**TASK STATEMENT**
Output every entry exactly as written, but omit the pictures.

**EXERCISE DATA**
>>>

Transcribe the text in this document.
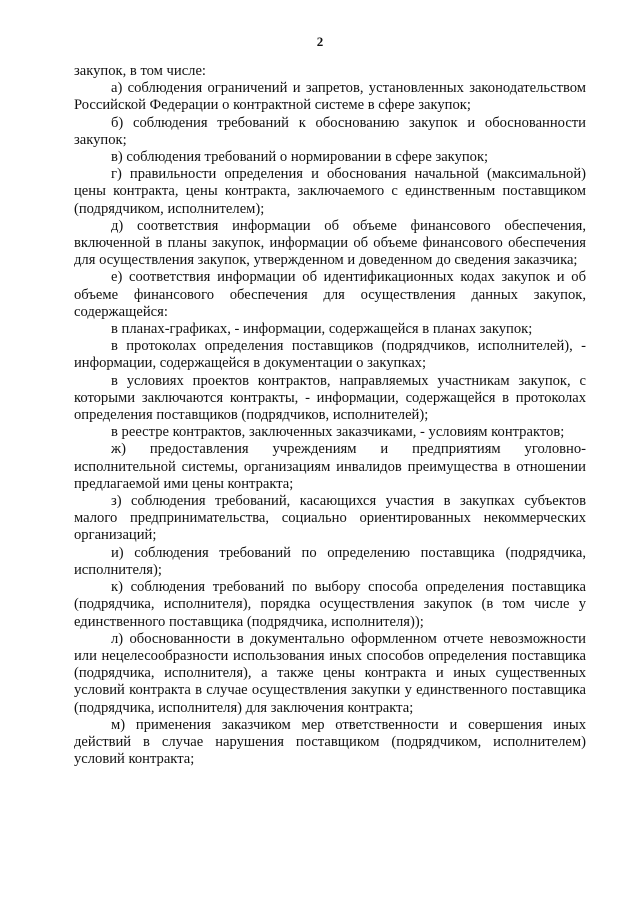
2

закупок, в том числе:

а) соблюдения ограничений и запретов, установленных законодательством Российской Федерации о контрактной системе в сфере закупок;

б) соблюдения требований к обоснованию закупок и обоснованности закупок;

в) соблюдения требований о нормировании в сфере закупок;

г) правильности определения и обоснования начальной (максимальной) цены контракта, цены контракта, заключаемого с единственным поставщиком (подрядчиком, исполнителем);

д) соответствия информации об объеме финансового обеспечения, включенной в планы закупок, информации об объеме финансового обеспечения для осуществления закупок, утвержденном и доведенном до сведения заказчика;

е) соответствия информации об идентификационных кодах закупок и об объеме финансового обеспечения для осуществления данных закупок, содержащейся:

в планах-графиках, - информации, содержащейся в планах закупок;

в протоколах определения поставщиков (подрядчиков, исполнителей), - информации, содержащейся в документации о закупках;

в условиях проектов контрактов, направляемых участникам закупок, с которыми заключаются контракты, - информации, содержащейся в протоколах определения поставщиков (подрядчиков, исполнителей);

в реестре контрактов, заключенных заказчиками, - условиям контрактов;

ж) предоставления учреждениям и предприятиям уголовно-исполнительной системы, организациям инвалидов преимущества в отношении предлагаемой ими цены контракта;

з) соблюдения требований, касающихся участия в закупках субъектов малого предпринимательства, социально ориентированных некоммерческих организаций;

и) соблюдения требований по определению поставщика (подрядчика, исполнителя);

к) соблюдения требований по выбору способа определения поставщика (подрядчика, исполнителя), порядка осуществления закупок (в том числе у единственного поставщика (подрядчика, исполнителя));

л) обоснованности в документально оформленном отчете невозможности или нецелесообразности использования иных способов определения поставщика (подрядчика, исполнителя), а также цены контракта и иных существенных условий контракта в случае осуществления закупки у единственного поставщика (подрядчика, исполнителя) для заключения контракта;

м) применения заказчиком мер ответственности и совершения иных действий в случае нарушения поставщиком (подрядчиком, исполнителем) условий контракта;
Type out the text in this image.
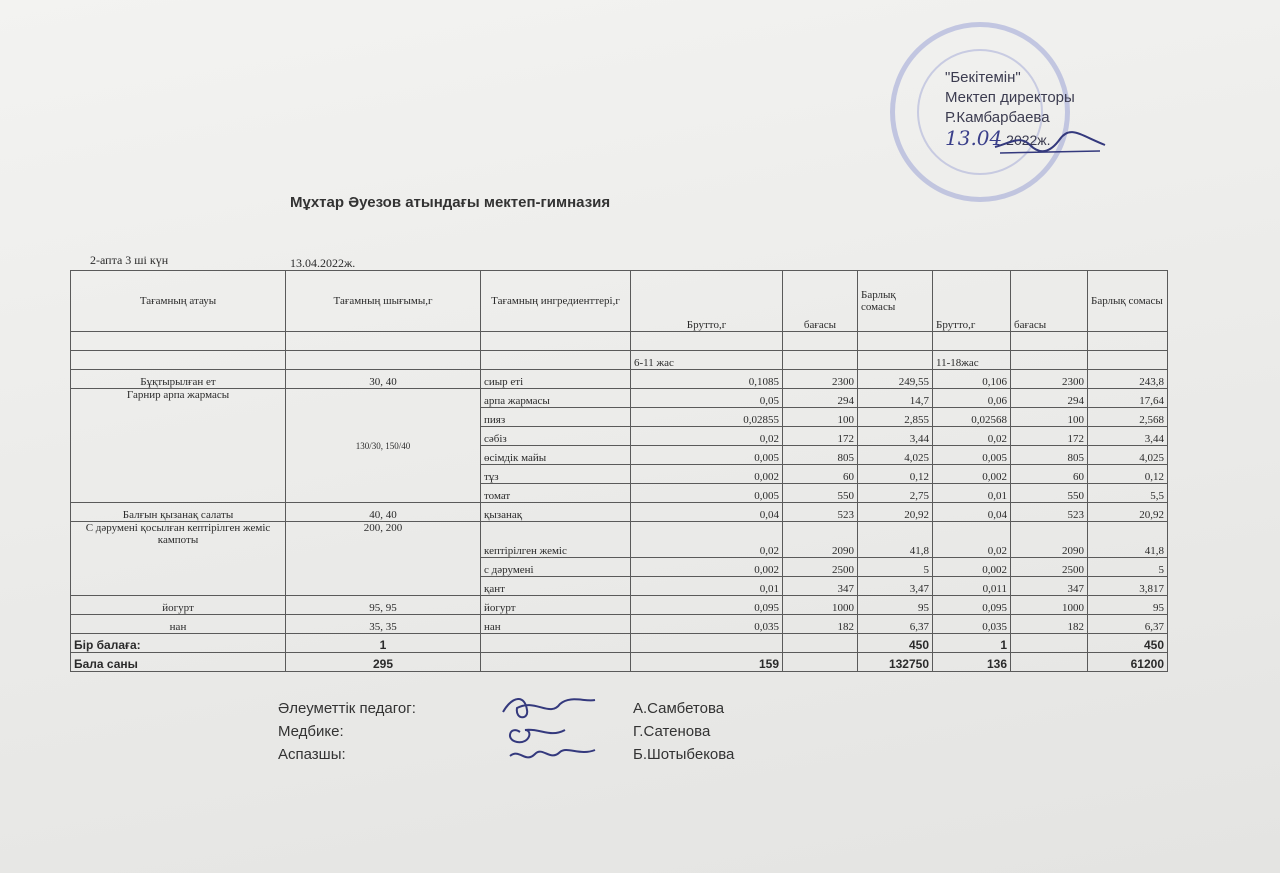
"Бекітемін"
Мектеп директоры
Р.Камбарбаева
13.04 2022ж.
Мұхтар Әуезов атындағы мектеп-гимназия
2-апта 3 ші күн	13.04.2022ж.
Тағамның атауы	Тағамның шығымы,г	Тағамның ингредиенттері,г	Брутто,г	бағасы	Барлық сомасы	Брутто,г	бағасы	Барлық сомасы

			6-11 жас			11-18жас		
Бұқтырылған ет	30, 40	сиыр еті	0,1085	2300	249,55	0,106	2300	243,8
Гарнир арпа жармасы	130/30, 150/40	арпа жармасы	0,05	294	14,7	0,06	294	17,64
		пияз	0,02855	100	2,855	0,02568	100	2,568
		сәбіз	0,02	172	3,44	0,02	172	3,44
		өсімдік майы	0,005	805	4,025	0,005	805	4,025
		тұз	0,002	60	0,12	0,002	60	0,12
		томат	0,005	550	2,75	0,01	550	5,5
Балғын қызанақ салаты	40, 40	қызанақ	0,04	523	20,92	0,04	523	20,92
С дәрумені қосылған кептірілген жеміс кампоты	200, 200	кептірілген жеміс	0,02	2090	41,8	0,02	2090	41,8
		с дәрумені	0,002	2500	5	0,002	2500	5
		қант	0,01	347	3,47	0,011	347	3,817
йогурт	95, 95	йогурт	0,095	1000	95	0,095	1000	95
нан	35, 35	нан	0,035	182	6,37	0,035	182	6,37
Бір балаға:	1				450	1		450
Бала саны	295		159		132750	136		61200
Әлеуметтік педагог:	А.Самбетова
Медбике:	Г.Сатенова
Аспазшы:	Б.Шотыбекова
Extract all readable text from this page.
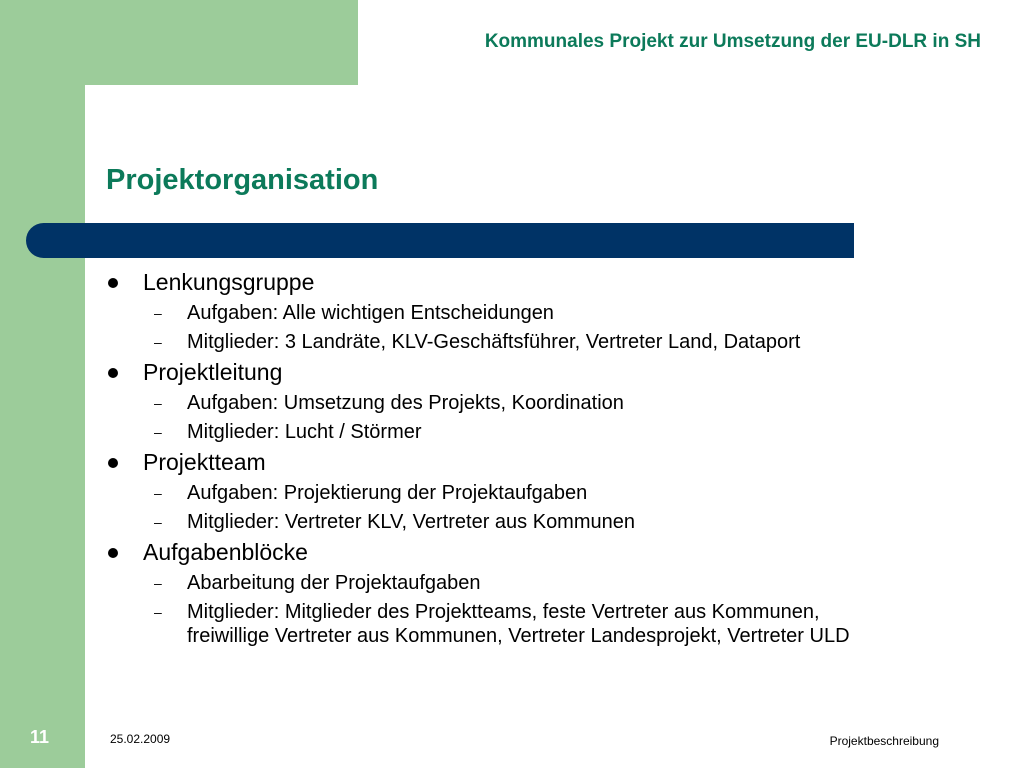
Kommunales Projekt zur Umsetzung der EU-DLR in SH
Projektorganisation
Lenkungsgruppe
– Aufgaben: Alle wichtigen Entscheidungen
– Mitglieder: 3 Landräte, KLV-Geschäftsführer, Vertreter Land, Dataport
Projektleitung
– Aufgaben: Umsetzung des Projekts, Koordination
– Mitglieder: Lucht / Störmer
Projektteam
– Aufgaben: Projektierung der Projektaufgaben
– Mitglieder: Vertreter KLV, Vertreter aus Kommunen
Aufgabenblöcke
– Abarbeitung der Projektaufgaben
– Mitglieder: Mitglieder des Projektteams, feste Vertreter aus Kommunen, freiwillige Vertreter aus Kommunen, Vertreter Landesprojekt, Vertreter ULD
11	25.02.2009	Projektbeschreibung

<<<

**ANSWER**
Transcribe the text in this document.
2

закупок, в том числе:

а) соблюдения ограничений и запретов, установленных законодательством Российской Федерации о контрактной системе в сфере закупок;

б) соблюдения требований к обоснованию закупок и обоснованности закупок;

в) соблюдения требований о нормировании в сфере закупок;

г) правильности определения и обоснования начальной (максимальной) цены контракта, цены контракта, заключаемого с единственным поставщиком (подрядчиком, исполнителем);

д) соответствия информации об объеме финансового обеспечения, включенной в планы закупок, информации об объеме финансового обеспечения для осуществления закупок, утвержденном и доведенном до сведения заказчика;

е) соответствия информации об идентификационных кодах закупок и об объеме финансового обеспечения для осуществления данных закупок, содержащейся:

в планах-графиках, - информации, содержащейся в планах закупок;

в протоколах определения поставщиков (подрядчиков, исполнителей), - информации, содержащейся в документации о закупках;

в условиях проектов контрактов, направляемых участникам закупок, с которыми заключаются контракты, - информации, содержащейся в протоколах определения поставщиков (подрядчиков, исполнителей);

в реестре контрактов, заключенных заказчиками, - условиям контрактов;

ж) предоставления учреждениям и предприятиям уголовно-исполнительной системы, организациям инвалидов преимущества в отношении предлагаемой ими цены контракта;

з) соблюдения требований, касающихся участия в закупках субъектов малого предпринимательства, социально ориентированных некоммерческих организаций;

и) соблюдения требований по определению поставщика (подрядчика, исполнителя);

к) соблюдения требований по выбору способа определения поставщика (подрядчика, исполнителя), порядка осуществления закупок (в том числе у единственного поставщика (подрядчика, исполнителя));

л) обоснованности в документально оформленном отчете невозможности или нецелесообразности использования иных способов определения поставщика (подрядчика, исполнителя), а также цены контракта и иных существенных условий контракта в случае осуществления закупки у единственного поставщика (подрядчика, исполнителя) для заключения контракта;

м) применения заказчиком мер ответственности и совершения иных действий в случае нарушения поставщиком (подрядчиком, исполнителем) условий контракта;
Type out the text in this image.
"Бекітемін"
Мектеп директоры
Р.Камбарбаева
13.04 2022ж.
Мұхтар Әуезов атындағы мектеп-гимназия
2-апта 3 ші күн	13.04.2022ж.
Тағамның атауы	Тағамның шығымы,г	Тағамның ингредиенттері,г	Брутто,г	бағасы	Барлық сомасы	Брутто,г	бағасы	Барлық сомасы

			6-11 жас			11-18жас		
Бұқтырылған ет	30, 40	сиыр еті	0,1085	2300	249,55	0,106	2300	243,8
Гарнир арпа жармасы	130/30, 150/40	арпа жармасы	0,05	294	14,7	0,06	294	17,64
		пияз	0,02855	100	2,855	0,02568	100	2,568
		сәбіз	0,02	172	3,44	0,02	172	3,44
		өсімдік майы	0,005	805	4,025	0,005	805	4,025
		тұз	0,002	60	0,12	0,002	60	0,12
		томат	0,005	550	2,75	0,01	550	5,5
Балғын қызанақ салаты	40, 40	қызанақ	0,04	523	20,92	0,04	523	20,92
С дәрумені қосылған кептірілген жеміс кампоты	200, 200	кептірілген жеміс	0,02	2090	41,8	0,02	2090	41,8
		с дәрумені	0,002	2500	5	0,002	2500	5
		қант	0,01	347	3,47	0,011	347	3,817
йогурт	95, 95	йогурт	0,095	1000	95	0,095	1000	95
нан	35, 35	нан	0,035	182	6,37	0,035	182	6,37
Бір балаға:	1				450	1		450
Бала саны	295		159		132750	136		61200
Әлеуметтік педагог:	А.Самбетова
Медбике:	Г.Сатенова
Аспазшы:	Б.Шотыбекова
Extract all readable text from this page.
Kommunales Projekt zur Umsetzung der EU-DLR in SH
Projektorganisation
Lenkungsgruppe
– Aufgaben: Alle wichtigen Entscheidungen
– Mitglieder: 3 Landräte, KLV-Geschäftsführer, Vertreter Land, Dataport
Projektleitung
– Aufgaben: Umsetzung des Projekts, Koordination
– Mitglieder: Lucht / Störmer
Projektteam
– Aufgaben: Projektierung der Projektaufgaben
– Mitglieder: Vertreter KLV, Vertreter aus Kommunen
Aufgabenblöcke
– Abarbeitung der Projektaufgaben
– Mitglieder: Mitglieder des Projektteams, feste Vertreter aus Kommunen, freiwillige Vertreter aus Kommunen, Vertreter Landesprojekt, Vertreter ULD
11	25.02.2009	Projektbeschreibung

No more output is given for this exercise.